- Stored items:
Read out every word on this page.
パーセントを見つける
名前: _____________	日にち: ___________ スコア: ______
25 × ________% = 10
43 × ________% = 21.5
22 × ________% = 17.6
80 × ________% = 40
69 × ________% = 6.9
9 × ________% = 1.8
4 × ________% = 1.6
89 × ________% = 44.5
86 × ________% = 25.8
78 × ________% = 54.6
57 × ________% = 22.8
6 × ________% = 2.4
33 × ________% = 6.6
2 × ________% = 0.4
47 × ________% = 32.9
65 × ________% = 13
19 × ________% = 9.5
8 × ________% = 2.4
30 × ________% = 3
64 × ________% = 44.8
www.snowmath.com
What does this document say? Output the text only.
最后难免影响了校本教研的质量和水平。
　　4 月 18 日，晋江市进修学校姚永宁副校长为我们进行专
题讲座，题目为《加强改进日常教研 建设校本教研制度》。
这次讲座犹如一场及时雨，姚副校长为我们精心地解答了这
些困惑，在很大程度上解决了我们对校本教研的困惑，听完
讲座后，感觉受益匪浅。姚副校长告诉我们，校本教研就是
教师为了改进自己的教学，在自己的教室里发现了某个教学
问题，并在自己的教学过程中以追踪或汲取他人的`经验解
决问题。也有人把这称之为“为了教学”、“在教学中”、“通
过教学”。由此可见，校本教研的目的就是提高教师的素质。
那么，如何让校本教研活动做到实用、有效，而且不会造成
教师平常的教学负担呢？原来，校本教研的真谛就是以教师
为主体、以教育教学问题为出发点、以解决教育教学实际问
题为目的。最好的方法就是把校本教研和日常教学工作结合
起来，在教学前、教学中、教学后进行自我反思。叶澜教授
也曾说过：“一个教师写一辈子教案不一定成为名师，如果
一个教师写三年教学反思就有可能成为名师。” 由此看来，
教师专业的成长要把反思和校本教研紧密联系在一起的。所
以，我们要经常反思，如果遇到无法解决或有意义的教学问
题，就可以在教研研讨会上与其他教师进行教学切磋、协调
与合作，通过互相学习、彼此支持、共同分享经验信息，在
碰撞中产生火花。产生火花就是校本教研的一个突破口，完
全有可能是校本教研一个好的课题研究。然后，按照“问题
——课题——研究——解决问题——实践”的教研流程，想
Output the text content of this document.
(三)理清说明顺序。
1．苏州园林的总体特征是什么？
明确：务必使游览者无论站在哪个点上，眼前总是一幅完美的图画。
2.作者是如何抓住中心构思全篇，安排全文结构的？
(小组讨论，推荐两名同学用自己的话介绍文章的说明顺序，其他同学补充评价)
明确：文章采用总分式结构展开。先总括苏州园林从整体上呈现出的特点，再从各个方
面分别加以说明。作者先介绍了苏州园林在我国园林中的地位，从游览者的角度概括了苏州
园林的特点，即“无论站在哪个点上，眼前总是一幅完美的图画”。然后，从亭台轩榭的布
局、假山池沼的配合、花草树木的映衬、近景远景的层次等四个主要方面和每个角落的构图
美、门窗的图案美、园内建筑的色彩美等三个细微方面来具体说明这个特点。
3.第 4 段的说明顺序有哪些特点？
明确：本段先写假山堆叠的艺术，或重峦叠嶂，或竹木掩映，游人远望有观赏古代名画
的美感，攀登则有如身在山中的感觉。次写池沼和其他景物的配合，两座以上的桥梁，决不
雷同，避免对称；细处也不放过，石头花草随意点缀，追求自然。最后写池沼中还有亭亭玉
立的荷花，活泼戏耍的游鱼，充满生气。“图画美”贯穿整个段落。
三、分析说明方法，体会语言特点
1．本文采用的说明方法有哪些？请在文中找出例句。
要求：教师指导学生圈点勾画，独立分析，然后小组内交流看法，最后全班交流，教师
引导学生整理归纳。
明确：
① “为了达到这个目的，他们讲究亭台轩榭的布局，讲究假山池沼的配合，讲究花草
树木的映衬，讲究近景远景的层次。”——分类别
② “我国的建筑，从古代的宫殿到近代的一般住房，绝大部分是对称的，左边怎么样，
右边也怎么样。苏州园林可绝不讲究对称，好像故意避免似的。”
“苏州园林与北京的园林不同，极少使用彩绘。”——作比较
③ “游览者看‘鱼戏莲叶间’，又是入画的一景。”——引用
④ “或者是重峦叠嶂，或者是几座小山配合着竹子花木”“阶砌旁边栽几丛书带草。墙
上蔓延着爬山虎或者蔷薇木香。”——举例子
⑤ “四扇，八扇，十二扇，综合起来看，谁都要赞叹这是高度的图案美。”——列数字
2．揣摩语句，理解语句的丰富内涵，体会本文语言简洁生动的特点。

- Set exercise: Extract the complete set of records unchanged.

- Task answer:
Read out every word on this page.
パーセントを見つける
名前: _____________	日にち: ___________ スコア: ______
25 × ________% = 10
43 × ________% = 21.5
22 × ________% = 17.6
80 × ________% = 40
69 × ________% = 6.9
9 × ________% = 1.8
4 × ________% = 1.6
89 × ________% = 44.5
86 × ________% = 25.8
78 × ________% = 54.6
57 × ________% = 22.8
6 × ________% = 2.4
33 × ________% = 6.6
2 × ________% = 0.4
47 × ________% = 32.9
65 × ________% = 13
19 × ________% = 9.5
8 × ________% = 2.4
30 × ________% = 3
64 × ________% = 44.8
www.snowmath.com
What does this document say? Output the text only.
最后难免影响了校本教研的质量和水平。
　　4 月 18 日，晋江市进修学校姚永宁副校长为我们进行专
题讲座，题目为《加强改进日常教研 建设校本教研制度》。
这次讲座犹如一场及时雨，姚副校长为我们精心地解答了这
些困惑，在很大程度上解决了我们对校本教研的困惑，听完
讲座后，感觉受益匪浅。姚副校长告诉我们，校本教研就是
教师为了改进自己的教学，在自己的教室里发现了某个教学
问题，并在自己的教学过程中以追踪或汲取他人的`经验解
决问题。也有人把这称之为“为了教学”、“在教学中”、“通
过教学”。由此可见，校本教研的目的就是提高教师的素质。
那么，如何让校本教研活动做到实用、有效，而且不会造成
教师平常的教学负担呢？原来，校本教研的真谛就是以教师
为主体、以教育教学问题为出发点、以解决教育教学实际问
题为目的。最好的方法就是把校本教研和日常教学工作结合
起来，在教学前、教学中、教学后进行自我反思。叶澜教授
也曾说过：“一个教师写一辈子教案不一定成为名师，如果
一个教师写三年教学反思就有可能成为名师。” 由此看来，
教师专业的成长要把反思和校本教研紧密联系在一起的。所
以，我们要经常反思，如果遇到无法解决或有意义的教学问
题，就可以在教研研讨会上与其他教师进行教学切磋、协调
与合作，通过互相学习、彼此支持、共同分享经验信息，在
碰撞中产生火花。产生火花就是校本教研的一个突破口，完
全有可能是校本教研一个好的课题研究。然后，按照“问题
——课题——研究——解决问题——实践”的教研流程，想
Output the text content of this document.
(三)理清说明顺序。
1．苏州园林的总体特征是什么？
明确：务必使游览者无论站在哪个点上，眼前总是一幅完美的图画。
2.作者是如何抓住中心构思全篇，安排全文结构的？
(小组讨论，推荐两名同学用自己的话介绍文章的说明顺序，其他同学补充评价)
明确：文章采用总分式结构展开。先总括苏州园林从整体上呈现出的特点，再从各个方
面分别加以说明。作者先介绍了苏州园林在我国园林中的地位，从游览者的角度概括了苏州
园林的特点，即“无论站在哪个点上，眼前总是一幅完美的图画”。然后，从亭台轩榭的布
局、假山池沼的配合、花草树木的映衬、近景远景的层次等四个主要方面和每个角落的构图
美、门窗的图案美、园内建筑的色彩美等三个细微方面来具体说明这个特点。
3.第 4 段的说明顺序有哪些特点？
明确：本段先写假山堆叠的艺术，或重峦叠嶂，或竹木掩映，游人远望有观赏古代名画
的美感，攀登则有如身在山中的感觉。次写池沼和其他景物的配合，两座以上的桥梁，决不
雷同，避免对称；细处也不放过，石头花草随意点缀，追求自然。最后写池沼中还有亭亭玉
立的荷花，活泼戏耍的游鱼，充满生气。“图画美”贯穿整个段落。
三、分析说明方法，体会语言特点
1．本文采用的说明方法有哪些？请在文中找出例句。
要求：教师指导学生圈点勾画，独立分析，然后小组内交流看法，最后全班交流，教师
引导学生整理归纳。
明确：
① “为了达到这个目的，他们讲究亭台轩榭的布局，讲究假山池沼的配合，讲究花草
树木的映衬，讲究近景远景的层次。”——分类别
② “我国的建筑，从古代的宫殿到近代的一般住房，绝大部分是对称的，左边怎么样，
右边也怎么样。苏州园林可绝不讲究对称，好像故意避免似的。”
“苏州园林与北京的园林不同，极少使用彩绘。”——作比较
③ “游览者看‘鱼戏莲叶间’，又是入画的一景。”——引用
④ “或者是重峦叠嶂，或者是几座小山配合着竹子花木”“阶砌旁边栽几丛书带草。墙
上蔓延着爬山虎或者蔷薇木香。”——举例子
⑤ “四扇，八扇，十二扇，综合起来看，谁都要赞叹这是高度的图案美。”——列数字
2．揣摩语句，理解语句的丰富内涵，体会本文语言简洁生动的特点。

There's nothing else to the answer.